Kraume has played an integral role in three non-profit working groups, the EFCE working group "Mixing", the ProcessNet specialist group for mixing processes and the ProcessNet specialist group CFD, which are all part of DECHEMA. Dr. Matthias Kraume and Dr. Alberto Brucato have won the European Federation of Chemical Engineering's 2021 Nienow Lifetime Recognition Award in Mixing due to their outstanding contributions to mixing research and practice. In addition, Kraume is a member of the VDI-GVC (Association of German Engineers and Society for Chemical Engineering). Kraume is a founding member of three research associations: GRK 827: transport processes and moving phase interfaces (spokesperson); UniCat: Standardizing concepts in catalysis (member); and TRR 63: Integrated chemical processes in liquid multiphase systems (spokesperson).
^^^^
● The problem:
According to the passage about Matthias Kraume, which award did he win in 2021 together with Alberto Brucato? The records play no part in the tasks.

● Dataset entries:
^^^^
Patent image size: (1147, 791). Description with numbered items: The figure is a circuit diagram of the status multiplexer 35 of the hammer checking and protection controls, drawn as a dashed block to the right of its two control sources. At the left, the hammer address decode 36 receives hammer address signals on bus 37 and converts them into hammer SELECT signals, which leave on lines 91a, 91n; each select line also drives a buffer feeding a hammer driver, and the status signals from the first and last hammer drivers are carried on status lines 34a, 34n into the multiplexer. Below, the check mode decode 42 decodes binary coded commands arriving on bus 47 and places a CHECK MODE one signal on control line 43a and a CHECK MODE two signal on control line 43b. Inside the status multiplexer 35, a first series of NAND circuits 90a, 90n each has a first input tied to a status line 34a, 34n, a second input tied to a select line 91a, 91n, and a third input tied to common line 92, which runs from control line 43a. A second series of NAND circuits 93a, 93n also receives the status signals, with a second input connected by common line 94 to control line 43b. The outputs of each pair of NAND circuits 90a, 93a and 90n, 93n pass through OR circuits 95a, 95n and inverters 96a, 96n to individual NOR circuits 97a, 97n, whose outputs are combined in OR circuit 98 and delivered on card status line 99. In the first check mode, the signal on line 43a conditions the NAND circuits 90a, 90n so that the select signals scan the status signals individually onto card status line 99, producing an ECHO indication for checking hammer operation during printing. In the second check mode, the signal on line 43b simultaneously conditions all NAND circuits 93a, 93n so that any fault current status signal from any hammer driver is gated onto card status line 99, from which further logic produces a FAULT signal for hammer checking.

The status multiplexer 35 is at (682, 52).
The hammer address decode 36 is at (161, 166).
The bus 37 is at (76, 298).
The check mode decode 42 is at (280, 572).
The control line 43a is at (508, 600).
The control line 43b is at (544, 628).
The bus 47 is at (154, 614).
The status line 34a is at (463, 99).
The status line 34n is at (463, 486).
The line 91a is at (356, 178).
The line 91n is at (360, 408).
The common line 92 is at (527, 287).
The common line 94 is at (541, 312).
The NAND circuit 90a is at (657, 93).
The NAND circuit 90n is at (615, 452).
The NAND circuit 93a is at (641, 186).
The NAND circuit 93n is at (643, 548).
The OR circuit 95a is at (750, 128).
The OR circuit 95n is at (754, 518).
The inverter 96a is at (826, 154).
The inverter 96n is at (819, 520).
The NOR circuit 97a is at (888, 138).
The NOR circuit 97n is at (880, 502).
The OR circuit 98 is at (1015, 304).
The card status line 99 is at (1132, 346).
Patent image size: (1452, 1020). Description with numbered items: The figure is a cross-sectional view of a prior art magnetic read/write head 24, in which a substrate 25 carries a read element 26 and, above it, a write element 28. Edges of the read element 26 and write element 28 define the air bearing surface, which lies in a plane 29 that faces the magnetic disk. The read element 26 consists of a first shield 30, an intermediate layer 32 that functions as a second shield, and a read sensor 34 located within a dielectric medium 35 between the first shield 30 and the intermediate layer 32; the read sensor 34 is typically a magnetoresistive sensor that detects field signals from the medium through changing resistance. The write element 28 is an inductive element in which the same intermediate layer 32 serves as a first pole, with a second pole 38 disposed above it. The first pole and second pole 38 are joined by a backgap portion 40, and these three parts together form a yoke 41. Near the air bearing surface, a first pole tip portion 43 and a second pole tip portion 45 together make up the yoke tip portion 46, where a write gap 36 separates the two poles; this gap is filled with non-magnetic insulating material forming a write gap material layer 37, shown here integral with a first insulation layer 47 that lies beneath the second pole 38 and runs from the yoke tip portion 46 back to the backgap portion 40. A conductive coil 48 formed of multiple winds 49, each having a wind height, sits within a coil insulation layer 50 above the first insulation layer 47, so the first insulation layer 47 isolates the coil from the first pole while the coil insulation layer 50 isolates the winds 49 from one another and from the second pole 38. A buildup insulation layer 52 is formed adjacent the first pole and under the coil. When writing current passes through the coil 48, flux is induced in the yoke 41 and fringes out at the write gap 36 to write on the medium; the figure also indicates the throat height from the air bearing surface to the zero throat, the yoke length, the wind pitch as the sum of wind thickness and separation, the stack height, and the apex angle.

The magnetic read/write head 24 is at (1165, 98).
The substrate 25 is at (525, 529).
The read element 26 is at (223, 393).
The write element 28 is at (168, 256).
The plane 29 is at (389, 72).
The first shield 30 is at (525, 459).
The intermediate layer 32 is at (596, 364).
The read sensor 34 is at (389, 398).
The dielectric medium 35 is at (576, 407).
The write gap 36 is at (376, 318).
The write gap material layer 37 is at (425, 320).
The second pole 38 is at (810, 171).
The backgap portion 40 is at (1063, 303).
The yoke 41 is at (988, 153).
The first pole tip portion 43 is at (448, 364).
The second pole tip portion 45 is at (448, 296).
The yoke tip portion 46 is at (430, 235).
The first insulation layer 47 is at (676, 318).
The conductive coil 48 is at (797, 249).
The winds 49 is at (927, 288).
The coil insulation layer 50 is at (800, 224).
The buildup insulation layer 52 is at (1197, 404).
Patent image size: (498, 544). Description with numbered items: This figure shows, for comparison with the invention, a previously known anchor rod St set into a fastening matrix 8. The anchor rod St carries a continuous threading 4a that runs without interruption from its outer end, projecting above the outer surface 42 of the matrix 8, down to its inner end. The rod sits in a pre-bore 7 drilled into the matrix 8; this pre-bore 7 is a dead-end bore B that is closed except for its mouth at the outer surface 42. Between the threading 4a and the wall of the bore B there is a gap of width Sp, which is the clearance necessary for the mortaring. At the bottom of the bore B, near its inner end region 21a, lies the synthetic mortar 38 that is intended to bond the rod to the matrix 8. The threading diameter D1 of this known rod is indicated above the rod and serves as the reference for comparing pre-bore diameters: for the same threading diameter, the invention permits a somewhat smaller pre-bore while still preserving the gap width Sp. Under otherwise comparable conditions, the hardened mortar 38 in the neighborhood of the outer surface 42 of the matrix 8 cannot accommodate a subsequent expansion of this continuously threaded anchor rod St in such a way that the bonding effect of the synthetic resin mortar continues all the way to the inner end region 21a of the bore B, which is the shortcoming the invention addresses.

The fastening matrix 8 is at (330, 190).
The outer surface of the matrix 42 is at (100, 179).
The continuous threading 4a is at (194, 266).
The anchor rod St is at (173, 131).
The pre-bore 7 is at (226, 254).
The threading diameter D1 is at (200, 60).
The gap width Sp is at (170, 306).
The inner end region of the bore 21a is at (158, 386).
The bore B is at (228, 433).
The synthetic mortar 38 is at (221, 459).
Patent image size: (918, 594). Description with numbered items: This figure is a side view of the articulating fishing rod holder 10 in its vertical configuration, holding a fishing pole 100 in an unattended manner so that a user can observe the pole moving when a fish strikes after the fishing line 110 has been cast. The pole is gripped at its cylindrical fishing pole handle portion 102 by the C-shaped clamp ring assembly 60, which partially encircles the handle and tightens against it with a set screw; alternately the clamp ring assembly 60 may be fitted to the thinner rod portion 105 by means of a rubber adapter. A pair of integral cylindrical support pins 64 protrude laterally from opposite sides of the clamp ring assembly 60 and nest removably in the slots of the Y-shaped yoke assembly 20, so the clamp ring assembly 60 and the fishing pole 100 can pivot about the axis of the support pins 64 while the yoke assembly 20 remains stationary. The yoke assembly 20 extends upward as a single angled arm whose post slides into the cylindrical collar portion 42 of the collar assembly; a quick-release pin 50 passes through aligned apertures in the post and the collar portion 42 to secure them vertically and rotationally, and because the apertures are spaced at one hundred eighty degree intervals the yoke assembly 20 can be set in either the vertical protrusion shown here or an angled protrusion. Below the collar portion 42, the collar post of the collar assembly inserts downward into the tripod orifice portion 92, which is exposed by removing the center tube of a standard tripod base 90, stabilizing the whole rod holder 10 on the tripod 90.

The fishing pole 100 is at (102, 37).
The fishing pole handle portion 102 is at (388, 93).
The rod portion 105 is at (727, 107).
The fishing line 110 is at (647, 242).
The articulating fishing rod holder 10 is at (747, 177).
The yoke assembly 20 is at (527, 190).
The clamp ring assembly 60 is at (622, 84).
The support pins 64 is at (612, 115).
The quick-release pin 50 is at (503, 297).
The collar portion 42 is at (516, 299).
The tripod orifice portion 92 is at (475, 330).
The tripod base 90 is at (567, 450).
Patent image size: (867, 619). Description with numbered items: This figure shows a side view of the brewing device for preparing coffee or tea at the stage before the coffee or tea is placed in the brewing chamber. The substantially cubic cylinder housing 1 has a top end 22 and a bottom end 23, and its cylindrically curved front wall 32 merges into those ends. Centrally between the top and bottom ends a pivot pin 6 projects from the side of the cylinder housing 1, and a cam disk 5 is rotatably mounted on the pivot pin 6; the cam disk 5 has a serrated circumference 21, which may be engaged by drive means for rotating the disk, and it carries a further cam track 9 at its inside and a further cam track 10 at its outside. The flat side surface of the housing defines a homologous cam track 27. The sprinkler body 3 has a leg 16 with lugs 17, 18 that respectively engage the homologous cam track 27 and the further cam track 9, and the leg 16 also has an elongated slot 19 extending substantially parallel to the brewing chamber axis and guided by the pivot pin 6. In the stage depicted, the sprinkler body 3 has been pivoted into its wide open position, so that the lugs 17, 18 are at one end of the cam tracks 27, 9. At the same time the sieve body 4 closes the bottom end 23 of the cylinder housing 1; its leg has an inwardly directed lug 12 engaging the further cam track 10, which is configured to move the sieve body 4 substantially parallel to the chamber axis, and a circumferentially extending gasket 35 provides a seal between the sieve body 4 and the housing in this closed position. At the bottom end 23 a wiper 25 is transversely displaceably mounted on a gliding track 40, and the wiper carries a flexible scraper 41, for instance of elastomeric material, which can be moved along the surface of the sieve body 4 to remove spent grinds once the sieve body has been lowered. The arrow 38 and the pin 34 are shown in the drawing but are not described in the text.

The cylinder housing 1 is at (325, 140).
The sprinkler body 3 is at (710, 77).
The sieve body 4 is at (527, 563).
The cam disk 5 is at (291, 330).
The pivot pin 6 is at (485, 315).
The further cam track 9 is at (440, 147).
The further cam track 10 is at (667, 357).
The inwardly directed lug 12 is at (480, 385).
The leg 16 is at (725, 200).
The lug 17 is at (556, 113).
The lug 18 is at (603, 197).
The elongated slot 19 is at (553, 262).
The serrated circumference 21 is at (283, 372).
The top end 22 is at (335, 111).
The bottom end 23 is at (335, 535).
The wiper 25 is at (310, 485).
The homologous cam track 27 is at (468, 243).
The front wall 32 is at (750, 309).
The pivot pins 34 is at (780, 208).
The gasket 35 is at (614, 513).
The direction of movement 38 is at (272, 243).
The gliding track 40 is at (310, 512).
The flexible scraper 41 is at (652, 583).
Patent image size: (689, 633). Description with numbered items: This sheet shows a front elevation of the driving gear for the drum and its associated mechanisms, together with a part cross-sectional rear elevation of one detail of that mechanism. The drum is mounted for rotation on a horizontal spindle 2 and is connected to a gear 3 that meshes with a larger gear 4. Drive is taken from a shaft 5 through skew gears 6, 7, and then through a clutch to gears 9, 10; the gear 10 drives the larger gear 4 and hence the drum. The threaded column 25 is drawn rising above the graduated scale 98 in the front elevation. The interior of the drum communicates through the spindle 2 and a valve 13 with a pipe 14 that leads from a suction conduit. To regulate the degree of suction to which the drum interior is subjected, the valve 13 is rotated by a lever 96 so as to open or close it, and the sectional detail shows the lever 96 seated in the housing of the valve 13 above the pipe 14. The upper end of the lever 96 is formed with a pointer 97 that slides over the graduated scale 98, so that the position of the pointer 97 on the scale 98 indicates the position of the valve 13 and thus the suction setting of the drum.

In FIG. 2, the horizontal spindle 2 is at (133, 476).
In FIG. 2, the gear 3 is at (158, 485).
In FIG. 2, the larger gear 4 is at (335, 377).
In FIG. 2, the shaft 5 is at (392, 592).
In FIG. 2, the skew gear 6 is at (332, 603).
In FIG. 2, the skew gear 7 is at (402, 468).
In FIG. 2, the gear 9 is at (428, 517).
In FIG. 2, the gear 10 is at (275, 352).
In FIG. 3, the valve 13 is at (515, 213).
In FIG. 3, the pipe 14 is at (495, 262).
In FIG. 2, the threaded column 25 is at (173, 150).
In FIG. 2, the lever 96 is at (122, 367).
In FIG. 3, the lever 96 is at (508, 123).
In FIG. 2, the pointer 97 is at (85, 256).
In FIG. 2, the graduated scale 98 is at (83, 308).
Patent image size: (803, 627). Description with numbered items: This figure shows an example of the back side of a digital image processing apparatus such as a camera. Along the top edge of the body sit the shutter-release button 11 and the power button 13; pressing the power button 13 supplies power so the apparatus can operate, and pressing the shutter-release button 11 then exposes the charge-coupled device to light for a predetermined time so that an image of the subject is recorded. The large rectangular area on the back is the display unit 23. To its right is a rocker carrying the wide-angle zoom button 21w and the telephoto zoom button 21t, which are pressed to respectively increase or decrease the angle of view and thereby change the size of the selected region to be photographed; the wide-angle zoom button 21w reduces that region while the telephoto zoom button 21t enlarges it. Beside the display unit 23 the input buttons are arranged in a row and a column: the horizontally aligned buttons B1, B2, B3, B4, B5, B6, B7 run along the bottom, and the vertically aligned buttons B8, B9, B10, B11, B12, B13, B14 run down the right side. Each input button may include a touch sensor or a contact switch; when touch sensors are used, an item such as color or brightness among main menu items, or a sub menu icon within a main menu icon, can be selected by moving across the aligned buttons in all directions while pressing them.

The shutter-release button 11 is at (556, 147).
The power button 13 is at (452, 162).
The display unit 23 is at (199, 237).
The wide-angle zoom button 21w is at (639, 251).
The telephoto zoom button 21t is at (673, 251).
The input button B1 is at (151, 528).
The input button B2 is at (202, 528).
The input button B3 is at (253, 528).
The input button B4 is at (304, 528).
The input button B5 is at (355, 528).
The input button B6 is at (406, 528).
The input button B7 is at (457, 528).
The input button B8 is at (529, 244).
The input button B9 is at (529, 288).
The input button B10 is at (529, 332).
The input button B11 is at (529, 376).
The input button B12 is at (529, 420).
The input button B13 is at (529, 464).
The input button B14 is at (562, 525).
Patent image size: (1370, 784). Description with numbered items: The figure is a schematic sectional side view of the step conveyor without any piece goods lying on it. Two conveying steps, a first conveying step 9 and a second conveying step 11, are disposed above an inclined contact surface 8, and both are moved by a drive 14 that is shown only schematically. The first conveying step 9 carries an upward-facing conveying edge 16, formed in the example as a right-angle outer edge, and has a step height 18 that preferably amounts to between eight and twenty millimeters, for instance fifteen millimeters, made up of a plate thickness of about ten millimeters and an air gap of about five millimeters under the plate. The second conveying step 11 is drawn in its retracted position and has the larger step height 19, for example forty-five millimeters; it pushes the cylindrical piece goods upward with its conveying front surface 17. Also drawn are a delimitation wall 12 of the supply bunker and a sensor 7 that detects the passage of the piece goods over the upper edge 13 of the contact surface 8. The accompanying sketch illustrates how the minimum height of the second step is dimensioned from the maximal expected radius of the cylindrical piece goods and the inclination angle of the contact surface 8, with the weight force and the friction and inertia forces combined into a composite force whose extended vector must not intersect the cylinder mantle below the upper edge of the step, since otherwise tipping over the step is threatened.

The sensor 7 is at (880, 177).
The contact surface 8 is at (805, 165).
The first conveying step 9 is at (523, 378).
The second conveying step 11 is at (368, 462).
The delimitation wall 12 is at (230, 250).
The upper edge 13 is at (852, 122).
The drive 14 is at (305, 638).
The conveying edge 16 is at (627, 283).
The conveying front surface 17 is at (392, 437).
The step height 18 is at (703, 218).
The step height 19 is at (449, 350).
^^^^
● Response:
He won the European Federation of Chemical Engineering's 2021 Nienow Lifetime Recognition Award in Mixing.